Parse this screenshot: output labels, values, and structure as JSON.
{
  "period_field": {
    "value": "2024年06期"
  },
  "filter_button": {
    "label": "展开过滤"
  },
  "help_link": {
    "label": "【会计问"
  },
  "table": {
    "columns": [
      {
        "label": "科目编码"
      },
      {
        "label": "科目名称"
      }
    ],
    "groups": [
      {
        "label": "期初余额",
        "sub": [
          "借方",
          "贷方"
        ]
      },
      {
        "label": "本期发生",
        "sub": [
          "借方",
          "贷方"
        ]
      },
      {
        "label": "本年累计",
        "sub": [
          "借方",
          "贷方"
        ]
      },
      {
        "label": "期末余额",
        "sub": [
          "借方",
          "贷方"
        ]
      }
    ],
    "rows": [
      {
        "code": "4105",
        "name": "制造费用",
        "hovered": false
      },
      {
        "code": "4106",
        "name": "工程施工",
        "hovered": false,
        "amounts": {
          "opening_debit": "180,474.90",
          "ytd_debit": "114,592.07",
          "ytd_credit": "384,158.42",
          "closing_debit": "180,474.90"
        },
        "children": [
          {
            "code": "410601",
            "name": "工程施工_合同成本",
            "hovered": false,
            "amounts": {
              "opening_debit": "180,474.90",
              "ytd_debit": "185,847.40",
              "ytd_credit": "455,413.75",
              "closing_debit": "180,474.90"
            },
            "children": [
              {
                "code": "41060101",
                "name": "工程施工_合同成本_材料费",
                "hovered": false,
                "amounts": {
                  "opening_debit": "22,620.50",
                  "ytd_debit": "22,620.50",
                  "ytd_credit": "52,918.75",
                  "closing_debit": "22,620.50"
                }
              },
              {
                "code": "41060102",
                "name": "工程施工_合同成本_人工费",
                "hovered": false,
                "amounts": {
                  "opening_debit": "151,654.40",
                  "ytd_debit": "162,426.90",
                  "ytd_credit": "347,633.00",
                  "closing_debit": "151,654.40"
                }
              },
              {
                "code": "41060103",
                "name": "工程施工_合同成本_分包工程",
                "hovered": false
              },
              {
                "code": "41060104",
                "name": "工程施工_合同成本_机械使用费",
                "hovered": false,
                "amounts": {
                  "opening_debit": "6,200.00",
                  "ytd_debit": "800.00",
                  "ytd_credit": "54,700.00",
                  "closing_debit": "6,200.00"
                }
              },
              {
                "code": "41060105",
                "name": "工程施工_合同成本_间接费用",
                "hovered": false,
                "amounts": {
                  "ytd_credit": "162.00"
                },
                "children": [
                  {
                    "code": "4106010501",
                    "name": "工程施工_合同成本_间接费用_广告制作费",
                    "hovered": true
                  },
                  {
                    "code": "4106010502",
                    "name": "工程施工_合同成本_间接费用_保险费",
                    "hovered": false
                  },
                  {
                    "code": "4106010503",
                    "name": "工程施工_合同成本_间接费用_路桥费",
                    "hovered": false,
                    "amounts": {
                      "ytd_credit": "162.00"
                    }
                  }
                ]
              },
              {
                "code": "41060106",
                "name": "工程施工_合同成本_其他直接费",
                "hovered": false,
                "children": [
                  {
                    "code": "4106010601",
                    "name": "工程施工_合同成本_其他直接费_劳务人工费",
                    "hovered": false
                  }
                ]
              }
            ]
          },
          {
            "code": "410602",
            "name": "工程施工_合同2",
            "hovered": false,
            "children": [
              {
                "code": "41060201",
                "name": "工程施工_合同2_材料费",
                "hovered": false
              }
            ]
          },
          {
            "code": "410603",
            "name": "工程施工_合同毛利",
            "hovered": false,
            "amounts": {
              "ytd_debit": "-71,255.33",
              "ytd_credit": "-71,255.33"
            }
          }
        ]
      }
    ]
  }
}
_ _ _ _ _
=== THE TASK ===
Please reproduce all of the entries exactly as they stand.

=== TASK SOLUTION ===
Parse this screenshot: output labels, values, and structure as JSON.
{
  "period_field": {
    "value": "2024年06期"
  },
  "filter_button": {
    "label": "展开过滤"
  },
  "help_link": {
    "label": "【会计问"
  },
  "table": {
    "columns": [
      {
        "label": "科目编码"
      },
      {
        "label": "科目名称"
      }
    ],
    "groups": [
      {
        "label": "期初余额",
        "sub": [
          "借方",
          "贷方"
        ]
      },
      {
        "label": "本期发生",
        "sub": [
          "借方",
          "贷方"
        ]
      },
      {
        "label": "本年累计",
        "sub": [
          "借方",
          "贷方"
        ]
      },
      {
        "label": "期末余额",
        "sub": [
          "借方",
          "贷方"
        ]
      }
    ],
    "rows": [
      {
        "code": "4105",
        "name": "制造费用",
        "hovered": false
      },
      {
        "code": "4106",
        "name": "工程施工",
        "hovered": false,
        "amounts": {
          "opening_debit": "180,474.90",
          "ytd_debit": "114,592.07",
          "ytd_credit": "384,158.42",
          "closing_debit": "180,474.90"
        },
        "children": [
          {
            "code": "410601",
            "name": "工程施工_合同成本",
            "hovered": false,
            "amounts": {
              "opening_debit": "180,474.90",
              "ytd_debit": "185,847.40",
              "ytd_credit": "455,413.75",
              "closing_debit": "180,474.90"
            },
            "children": [
              {
                "code": "41060101",
                "name": "工程施工_合同成本_材料费",
                "hovered": false,
                "amounts": {
                  "opening_debit": "22,620.50",
                  "ytd_debit": "22,620.50",
                  "ytd_credit": "52,918.75",
                  "closing_debit": "22,620.50"
                }
              },
              {
                "code": "41060102",
                "name": "工程施工_合同成本_人工费",
                "hovered": false,
                "amounts": {
                  "opening_debit": "151,654.40",
                  "ytd_debit": "162,426.90",
                  "ytd_credit": "347,633.00",
                  "closing_debit": "151,654.40"
                }
              },
              {
                "code": "41060103",
                "name": "工程施工_合同成本_分包工程",
                "hovered": false
              },
              {
                "code": "41060104",
                "name": "工程施工_合同成本_机械使用费",
                "hovered": false,
                "amounts": {
                  "opening_debit": "6,200.00",
                  "ytd_debit": "800.00",
                  "ytd_credit": "54,700.00",
                  "closing_debit": "6,200.00"
                }
              },
              {
                "code": "41060105",
                "name": "工程施工_合同成本_间接费用",
                "hovered": false,
                "amounts": {
                  "ytd_credit": "162.00"
                },
                "children": [
                  {
                    "code": "4106010501",
                    "name": "工程施工_合同成本_间接费用_广告制作费",
                    "hovered": true
                  },
                  {
                    "code": "4106010502",
                    "name": "工程施工_合同成本_间接费用_保险费",
                    "hovered": false
                  },
                  {
                    "code": "4106010503",
                    "name": "工程施工_合同成本_间接费用_路桥费",
                    "hovered": false,
                    "amounts": {
                      "ytd_credit": "162.00"
                    }
                  }
                ]
              },
              {
                "code": "41060106",
                "name": "工程施工_合同成本_其他直接费",
                "hovered": false,
                "children": [
                  {
                    "code": "4106010601",
                    "name": "工程施工_合同成本_其他直接费_劳务人工费",
                    "hovered": false
                  }
                ]
              }
            ]
          },
          {
            "code": "410602",
            "name": "工程施工_合同2",
            "hovered": false,
            "children": [
              {
                "code": "41060201",
                "name": "工程施工_合同2_材料费",
                "hovered": false
              }
            ]
          },
          {
            "code": "410603",
            "name": "工程施工_合同毛利",
            "hovered": false,
            "amounts": {
              "ytd_debit": "-71,255.33",
              "ytd_credit": "-71,255.33"
            }
          }
        ]
      }
    ]
  }
}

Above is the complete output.